Copy, in full, each line of the material that holds the word "yang".

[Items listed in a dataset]

+-------+

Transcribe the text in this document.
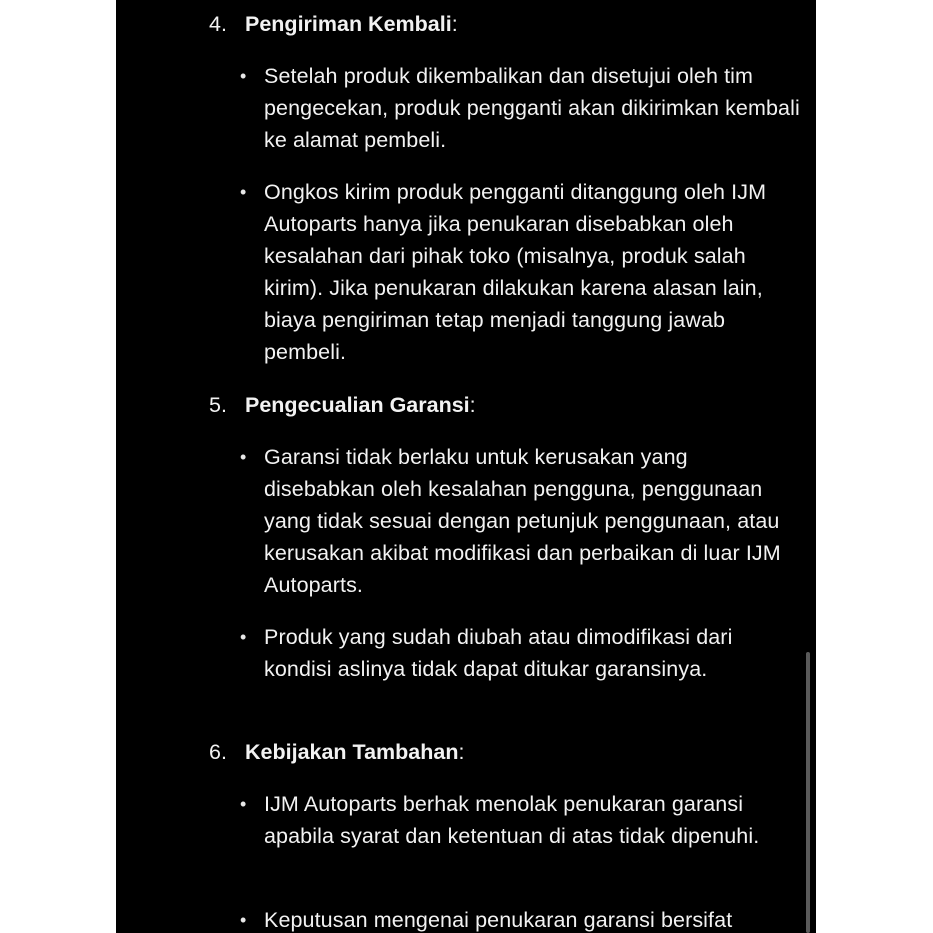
4. Pengiriman Kembali:
• Setelah produk dikembalikan dan disetujui oleh tim pengecekan, produk pengganti akan dikirimkan kembali ke alamat pembeli.
• Ongkos kirim produk pengganti ditanggung oleh IJM Autoparts hanya jika penukaran disebabkan oleh kesalahan dari pihak toko (misalnya, produk salah kirim). Jika penukaran dilakukan karena alasan lain, biaya pengiriman tetap menjadi tanggung jawab pembeli.
5. Pengecualian Garansi:
• Garansi tidak berlaku untuk kerusakan yang disebabkan oleh kesalahan pengguna, penggunaan yang tidak sesuai dengan petunjuk penggunaan, atau kerusakan akibat modifikasi dan perbaikan di luar IJM Autoparts.
• Produk yang sudah diubah atau dimodifikasi dari kondisi aslinya tidak dapat ditukar garansinya.
6. Kebijakan Tambahan:
• IJM Autoparts berhak menolak penukaran garansi apabila syarat dan ketentuan di atas tidak dipenuhi.
• Keputusan mengenai penukaran garansi bersifat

+-------+

Result
• Garansi tidak berlaku untuk kerusakan yang disebabkan oleh kesalahan pengguna, penggunaan yang tidak sesuai dengan petunjuk penggunaan, atau kerusakan akibat modifikasi dan perbaikan di luar IJM Autoparts.
• Produk yang sudah diubah atau dimodifikasi dari kondisi aslinya tidak dapat ditukar garansinya.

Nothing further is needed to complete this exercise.